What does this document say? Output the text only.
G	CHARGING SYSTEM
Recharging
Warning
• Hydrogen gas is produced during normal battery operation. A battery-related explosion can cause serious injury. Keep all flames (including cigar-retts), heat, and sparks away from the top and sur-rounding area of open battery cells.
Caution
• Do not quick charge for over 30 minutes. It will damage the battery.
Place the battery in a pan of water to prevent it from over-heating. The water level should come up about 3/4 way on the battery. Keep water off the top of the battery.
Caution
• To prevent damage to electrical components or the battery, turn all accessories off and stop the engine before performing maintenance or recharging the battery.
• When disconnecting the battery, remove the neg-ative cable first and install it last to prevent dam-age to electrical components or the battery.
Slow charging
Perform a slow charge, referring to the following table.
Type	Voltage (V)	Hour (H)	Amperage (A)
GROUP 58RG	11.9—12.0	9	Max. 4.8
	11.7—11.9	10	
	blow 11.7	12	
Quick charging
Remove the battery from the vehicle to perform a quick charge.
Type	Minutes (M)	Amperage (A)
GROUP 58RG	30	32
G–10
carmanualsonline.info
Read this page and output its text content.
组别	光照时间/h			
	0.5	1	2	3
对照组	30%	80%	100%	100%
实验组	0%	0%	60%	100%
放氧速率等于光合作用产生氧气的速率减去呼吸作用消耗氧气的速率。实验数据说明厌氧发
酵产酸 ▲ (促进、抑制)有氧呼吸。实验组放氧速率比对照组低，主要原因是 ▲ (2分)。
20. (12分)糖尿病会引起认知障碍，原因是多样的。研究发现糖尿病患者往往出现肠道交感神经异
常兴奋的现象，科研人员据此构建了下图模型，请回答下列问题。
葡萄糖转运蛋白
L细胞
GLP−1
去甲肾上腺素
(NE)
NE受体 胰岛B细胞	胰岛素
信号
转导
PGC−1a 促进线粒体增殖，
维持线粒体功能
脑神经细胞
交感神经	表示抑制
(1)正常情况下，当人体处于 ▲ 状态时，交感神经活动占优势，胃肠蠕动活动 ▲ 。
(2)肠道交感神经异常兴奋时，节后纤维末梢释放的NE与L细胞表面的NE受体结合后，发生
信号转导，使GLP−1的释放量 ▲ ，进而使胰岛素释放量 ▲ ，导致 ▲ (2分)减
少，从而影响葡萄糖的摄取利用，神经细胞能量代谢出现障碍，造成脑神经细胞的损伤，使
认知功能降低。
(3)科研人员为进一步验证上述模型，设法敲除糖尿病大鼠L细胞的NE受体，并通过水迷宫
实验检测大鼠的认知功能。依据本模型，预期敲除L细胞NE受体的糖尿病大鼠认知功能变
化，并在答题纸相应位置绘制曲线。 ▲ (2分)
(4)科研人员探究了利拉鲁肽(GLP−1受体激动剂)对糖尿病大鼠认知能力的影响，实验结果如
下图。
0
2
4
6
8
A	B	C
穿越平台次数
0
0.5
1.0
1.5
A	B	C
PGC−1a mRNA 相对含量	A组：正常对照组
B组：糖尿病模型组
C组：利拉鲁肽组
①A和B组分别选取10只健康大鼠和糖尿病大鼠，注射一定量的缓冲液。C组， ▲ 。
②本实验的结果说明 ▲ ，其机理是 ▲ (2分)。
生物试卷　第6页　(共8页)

•••••

§ **Instructions to follow**: The listing above is to be transcribed exactly. Include every line.

§ **The answer**:
What does this document say? Output the text only.
G	CHARGING SYSTEM
Recharging
Warning
• Hydrogen gas is produced during normal battery operation. A battery-related explosion can cause serious injury. Keep all flames (including cigar-retts), heat, and sparks away from the top and sur-rounding area of open battery cells.
Caution
• Do not quick charge for over 30 minutes. It will damage the battery.
Place the battery in a pan of water to prevent it from over-heating. The water level should come up about 3/4 way on the battery. Keep water off the top of the battery.
Caution
• To prevent damage to electrical components or the battery, turn all accessories off and stop the engine before performing maintenance or recharging the battery.
• When disconnecting the battery, remove the neg-ative cable first and install it last to prevent dam-age to electrical components or the battery.
Slow charging
Perform a slow charge, referring to the following table.
Type	Voltage (V)	Hour (H)	Amperage (A)
GROUP 58RG	11.9—12.0	9	Max. 4.8
	11.7—11.9	10	
	blow 11.7	12	
Quick charging
Remove the battery from the vehicle to perform a quick charge.
Type	Minutes (M)	Amperage (A)
GROUP 58RG	30	32
G–10
carmanualsonline.info
Read this page and output its text content.
组别	光照时间/h			
	0.5	1	2	3
对照组	30%	80%	100%	100%
实验组	0%	0%	60%	100%
放氧速率等于光合作用产生氧气的速率减去呼吸作用消耗氧气的速率。实验数据说明厌氧发
酵产酸 ▲ (促进、抑制)有氧呼吸。实验组放氧速率比对照组低，主要原因是 ▲ (2分)。
20. (12分)糖尿病会引起认知障碍，原因是多样的。研究发现糖尿病患者往往出现肠道交感神经异
常兴奋的现象，科研人员据此构建了下图模型，请回答下列问题。
葡萄糖转运蛋白
L细胞
GLP−1
去甲肾上腺素
(NE)
NE受体 胰岛B细胞	胰岛素
信号
转导
PGC−1a 促进线粒体增殖，
维持线粒体功能
脑神经细胞
交感神经	表示抑制
(1)正常情况下，当人体处于 ▲ 状态时，交感神经活动占优势，胃肠蠕动活动 ▲ 。
(2)肠道交感神经异常兴奋时，节后纤维末梢释放的NE与L细胞表面的NE受体结合后，发生
信号转导，使GLP−1的释放量 ▲ ，进而使胰岛素释放量 ▲ ，导致 ▲ (2分)减
少，从而影响葡萄糖的摄取利用，神经细胞能量代谢出现障碍，造成脑神经细胞的损伤，使
认知功能降低。
(3)科研人员为进一步验证上述模型，设法敲除糖尿病大鼠L细胞的NE受体，并通过水迷宫
实验检测大鼠的认知功能。依据本模型，预期敲除L细胞NE受体的糖尿病大鼠认知功能变
化，并在答题纸相应位置绘制曲线。 ▲ (2分)
(4)科研人员探究了利拉鲁肽(GLP−1受体激动剂)对糖尿病大鼠认知能力的影响，实验结果如
下图。
0
2
4
6
8
A	B	C
穿越平台次数
0
0.5
1.0
1.5
A	B	C
PGC−1a mRNA 相对含量	A组：正常对照组
B组：糖尿病模型组
C组：利拉鲁肽组
①A和B组分别选取10只健康大鼠和糖尿病大鼠，注射一定量的缓冲液。C组， ▲ 。
②本实验的结果说明 ▲ ，其机理是 ▲ (2分)。
生物试卷　第6页　(共8页)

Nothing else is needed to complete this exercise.